:: Problem requirements ::
Below are some records: retype them all exactly, but not the pictures.

:: Provided material ::
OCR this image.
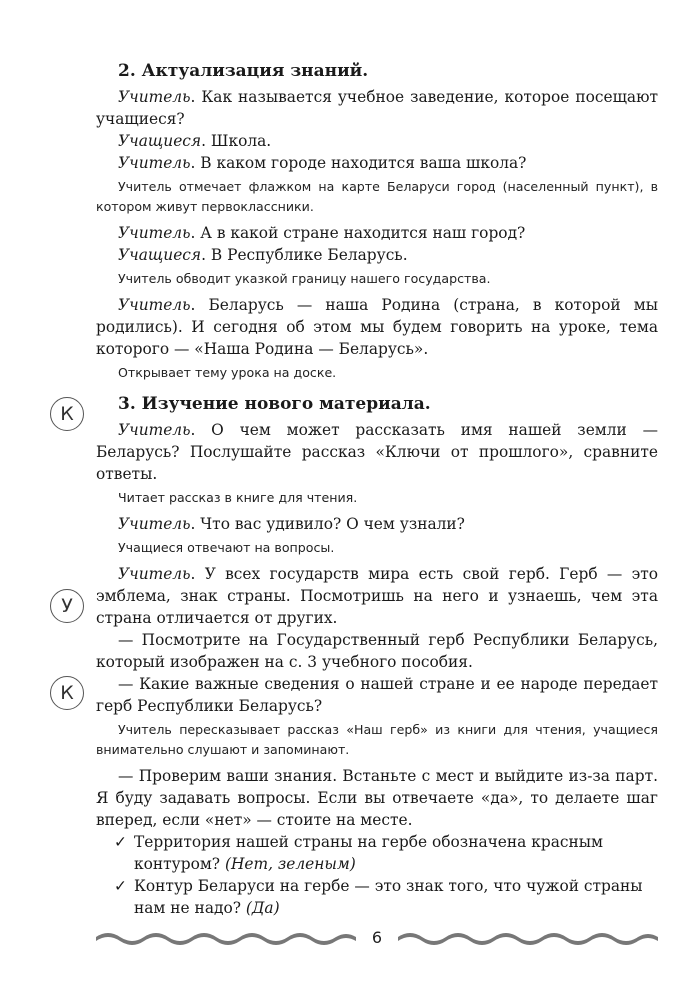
2. Актуализация знаний.

Учитель. Как называется учебное заведение, которое посещают учащиеся?

Учащиеся. Школа.

Учитель. В каком городе находится ваша школа?

Учитель отмечает флажком на карте Беларуси город (населенный пункт), в котором живут первоклассники.

Учитель. А в какой стране находится наш город?

Учащиеся. В Республике Беларусь.

Учитель обводит указкой границу нашего государства.

Учитель. Беларусь — наша Родина (страна, в которой мы родились). И сегодня об этом мы будем говорить на уроке, тема которого — «Наша Родина — Беларусь».

Открывает тему урока на доске.

3. Изучение нового материала.

Учитель. О чем может рассказать имя нашей земли — Беларусь? Послушайте рассказ «Ключи от прошлого», сравните ответы.

Читает рассказ в книге для чтения.

Учитель. Что вас удивило? О чем узнали?

Учащиеся отвечают на вопросы.

Учитель. У всех государств мира есть свой герб. Герб — это эмблема, знак страны. Посмотришь на него и узнаешь, чем эта страна отличается от других.

— Посмотрите на Государственный герб Республики Беларусь, который изображен на с. 3 учебного пособия.

— Какие важные сведения о нашей стране и ее народе передает герб Республики Беларусь?

Учитель пересказывает рассказ «Наш герб» из книги для чтения, учащиеся внимательно слушают и запоминают.

— Проверим ваши знания. Встаньте с мест и выйдите из-за парт. Я буду задавать вопросы. Если вы отвечаете «да», то делаете шаг вперед, если «нет» — стоите на месте.

✓ Территория нашей страны на гербе обозначена красным контуром? (Нет, зеленым)

✓ Контур Беларуси на гербе — это знак того, что чужой страны нам не надо? (Да)

К
У
К
6
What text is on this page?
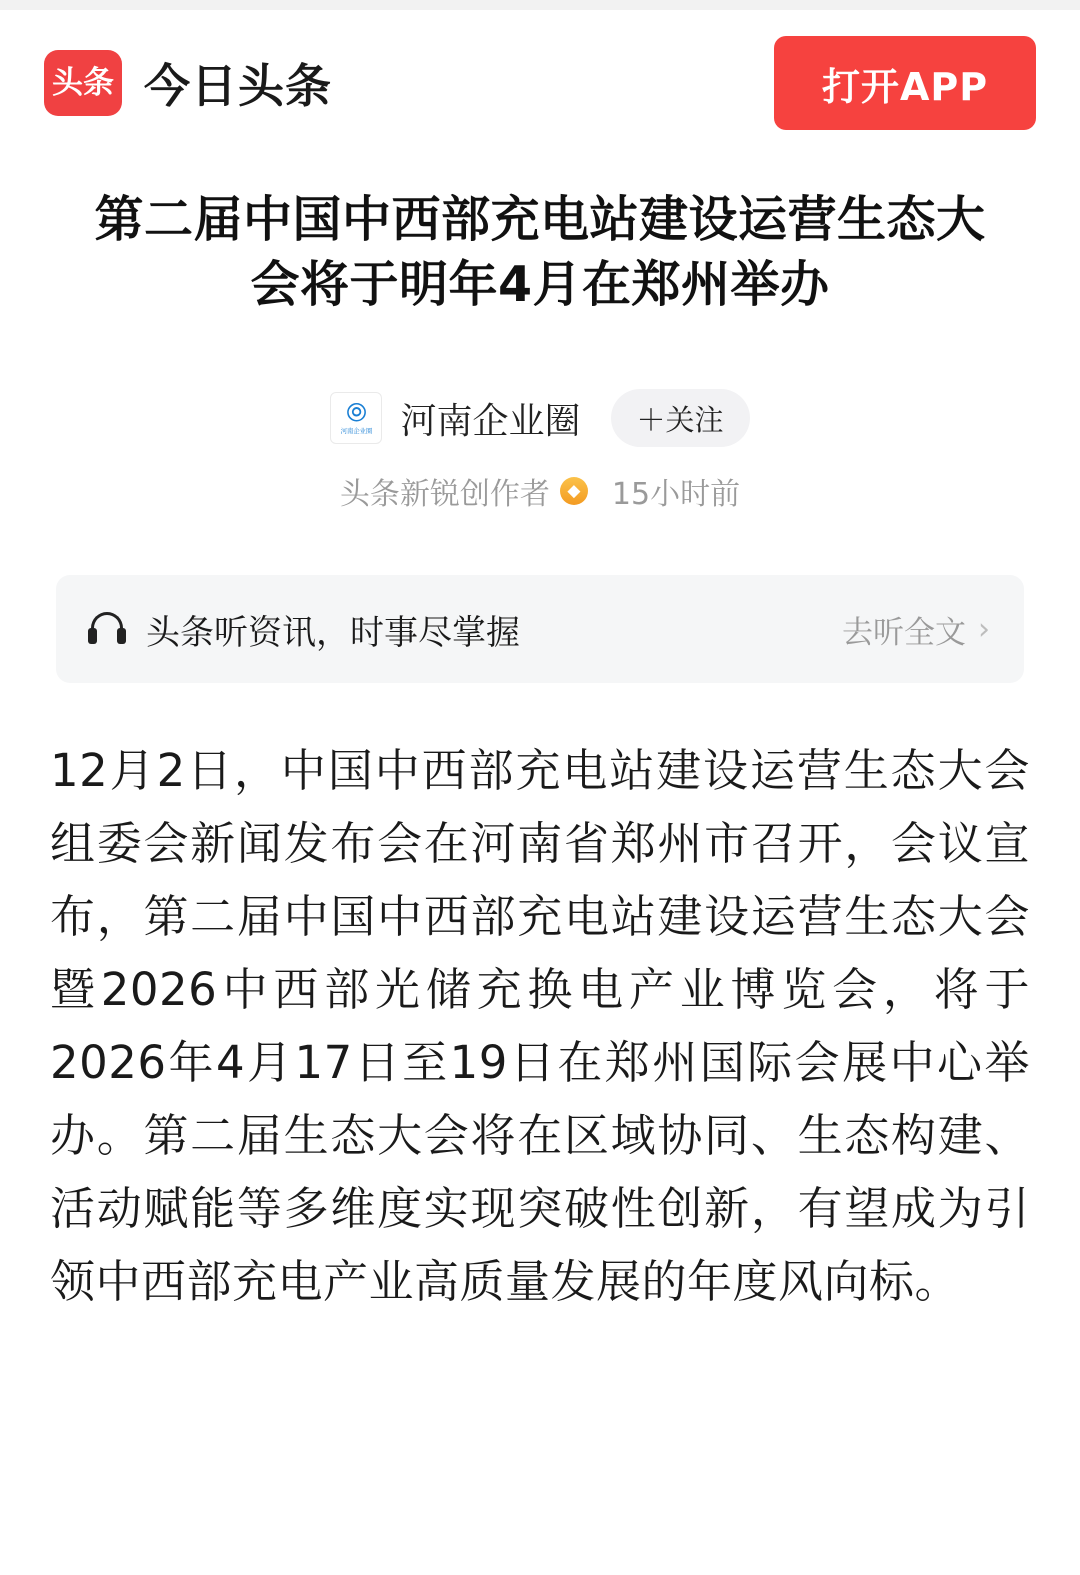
头条 今日头条	打开APP
第二届中国中西部充电站建设运营生态大会将于明年4月在郑州举办
⦾
河南企业圈 河南企业圈	＋关注
头条新锐创作者	◆ 15小时前
头条听资讯，时事尽掌握	去听全文 ›
12月2日，中国中西部充电站建设运营生态大会组委会新闻发布会在河南省郑州市召开，会议宣布，第二届中国中西部充电站建设运营生态大会暨2026中西部光储充换电产业博览会，将于2026年4月17日至19日在郑州国际会展中心举办。第二届生态大会将在区域协同、生态构建、活动赋能等多维度实现突破性创新，有望成为引领中西部充电产业高质量发展的年度风向标。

:: Reply ::
OCR this image.
2. Актуализация знаний.

Учитель. Как называется учебное заведение, которое посещают учащиеся?

Учащиеся. Школа.

Учитель. В каком городе находится ваша школа?

Учитель отмечает флажком на карте Беларуси город (населенный пункт), в котором живут первоклассники.

Учитель. А в какой стране находится наш город?

Учащиеся. В Республике Беларусь.

Учитель обводит указкой границу нашего государства.

Учитель. Беларусь — наша Родина (страна, в которой мы родились). И сегодня об этом мы будем говорить на уроке, тема которого — «Наша Родина — Беларусь».

Открывает тему урока на доске.

3. Изучение нового материала.

Учитель. О чем может рассказать имя нашей земли — Беларусь? Послушайте рассказ «Ключи от прошлого», сравните ответы.

Читает рассказ в книге для чтения.

Учитель. Что вас удивило? О чем узнали?

Учащиеся отвечают на вопросы.

Учитель. У всех государств мира есть свой герб. Герб — это эмблема, знак страны. Посмотришь на него и узнаешь, чем эта страна отличается от других.

— Посмотрите на Государственный герб Республики Беларусь, который изображен на с. 3 учебного пособия.

— Какие важные сведения о нашей стране и ее народе передает герб Республики Беларусь?

Учитель пересказывает рассказ «Наш герб» из книги для чтения, учащиеся внимательно слушают и запоминают.

— Проверим ваши знания. Встаньте с мест и выйдите из-за парт. Я буду задавать вопросы. Если вы отвечаете «да», то делаете шаг вперед, если «нет» — стоите на месте.

✓ Территория нашей страны на гербе обозначена красным контуром? (Нет, зеленым)

✓ Контур Беларуси на гербе — это знак того, что чужой страны нам не надо? (Да)

К
У
К
6
What text is on this page?
头条 今日头条	打开APP
第二届中国中西部充电站建设运营生态大会将于明年4月在郑州举办
⦾
河南企业圈 河南企业圈	＋关注
头条新锐创作者	◆ 15小时前
头条听资讯，时事尽掌握	去听全文 ›
12月2日，中国中西部充电站建设运营生态大会组委会新闻发布会在河南省郑州市召开，会议宣布，第二届中国中西部充电站建设运营生态大会暨2026中西部光储充换电产业博览会，将于2026年4月17日至19日在郑州国际会展中心举办。第二届生态大会将在区域协同、生态构建、活动赋能等多维度实现突破性创新，有望成为引领中西部充电产业高质量发展的年度风向标。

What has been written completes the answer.